• [Given problem]:
Could you write out the records below exactly as they appear, leaving out any pictures?

• [Exercise inputs]:
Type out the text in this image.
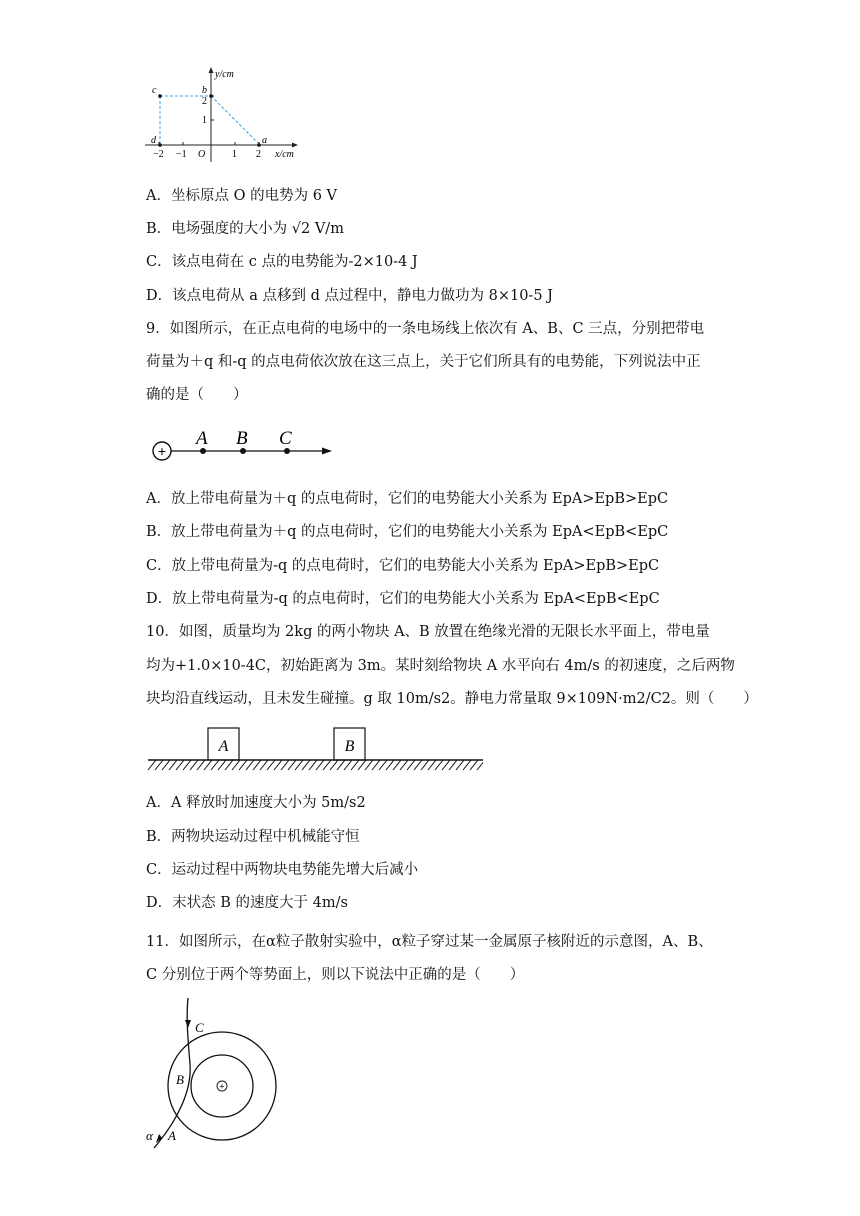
y/cm
x/cm
O
−2 −1	1 2
1
2
a
b
c
d
A．坐标原点 O 的电势为 6 V
B．电场强度的大小为 √2 V/m
C．该点电荷在 c 点的电势能为-2×10-4 J
D．该点电荷从 a 点移到 d 点过程中，静电力做功为 8×10-5 J
9．如图所示，在正点电荷的电场中的一条电场线上依次有 A、B、C 三点，分别把带电
荷量为＋q 和-q 的点电荷依次放在这三点上，关于它们所具有的电势能，下列说法中正
确的是（　　）
+
A B C
A．放上带电荷量为＋q 的点电荷时，它们的电势能大小关系为 EpA>EpB>EpC
B．放上带电荷量为＋q 的点电荷时，它们的电势能大小关系为 EpA<EpB<EpC
C．放上带电荷量为-q 的点电荷时，它们的电势能大小关系为 EpA>EpB>EpC
D．放上带电荷量为-q 的点电荷时，它们的电势能大小关系为 EpA<EpB<EpC
10．如图，质量均为 2kg 的两小物块 A、B 放置在绝缘光滑的无限长水平面上，带电量
均为+1.0×10-4C，初始距离为 3m。某时刻给物块 A 水平向右 4m/s 的初速度，之后两物
块均沿直线运动，且未发生碰撞。g 取 10m/s2。静电力常量取 9×109N·m2/C2。则（　　）
A	B
A．A 释放时加速度大小为 5m/s2
B．两物块运动过程中机械能守恒
C．运动过程中两物块电势能先增大后减小
D．末状态 B 的速度大于 4m/s
11．如图所示，在α粒子散射实验中，α粒子穿过某一金属原子核附近的示意图，A、B、
C 分别位于两个等势面上，则以下说法中正确的是（　　）
+
C
B
α A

• [Output of the task]:
Type out the text in this image.
y/cm
x/cm
O
−2 −1	1 2
1
2
a
b
c
d
A．坐标原点 O 的电势为 6 V
B．电场强度的大小为 √2 V/m
C．该点电荷在 c 点的电势能为-2×10-4 J
D．该点电荷从 a 点移到 d 点过程中，静电力做功为 8×10-5 J
9．如图所示，在正点电荷的电场中的一条电场线上依次有 A、B、C 三点，分别把带电
荷量为＋q 和-q 的点电荷依次放在这三点上，关于它们所具有的电势能，下列说法中正
确的是（　　）
+
A B C
A．放上带电荷量为＋q 的点电荷时，它们的电势能大小关系为 EpA>EpB>EpC
B．放上带电荷量为＋q 的点电荷时，它们的电势能大小关系为 EpA<EpB<EpC
C．放上带电荷量为-q 的点电荷时，它们的电势能大小关系为 EpA>EpB>EpC
D．放上带电荷量为-q 的点电荷时，它们的电势能大小关系为 EpA<EpB<EpC
10．如图，质量均为 2kg 的两小物块 A、B 放置在绝缘光滑的无限长水平面上，带电量
均为+1.0×10-4C，初始距离为 3m。某时刻给物块 A 水平向右 4m/s 的初速度，之后两物
块均沿直线运动，且未发生碰撞。g 取 10m/s2。静电力常量取 9×109N·m2/C2。则（　　）
A	B
A．A 释放时加速度大小为 5m/s2
B．两物块运动过程中机械能守恒
C．运动过程中两物块电势能先增大后减小
D．末状态 B 的速度大于 4m/s
11．如图所示，在α粒子散射实验中，α粒子穿过某一金属原子核附近的示意图，A、B、
C 分别位于两个等势面上，则以下说法中正确的是（　　）
+
C
B
α A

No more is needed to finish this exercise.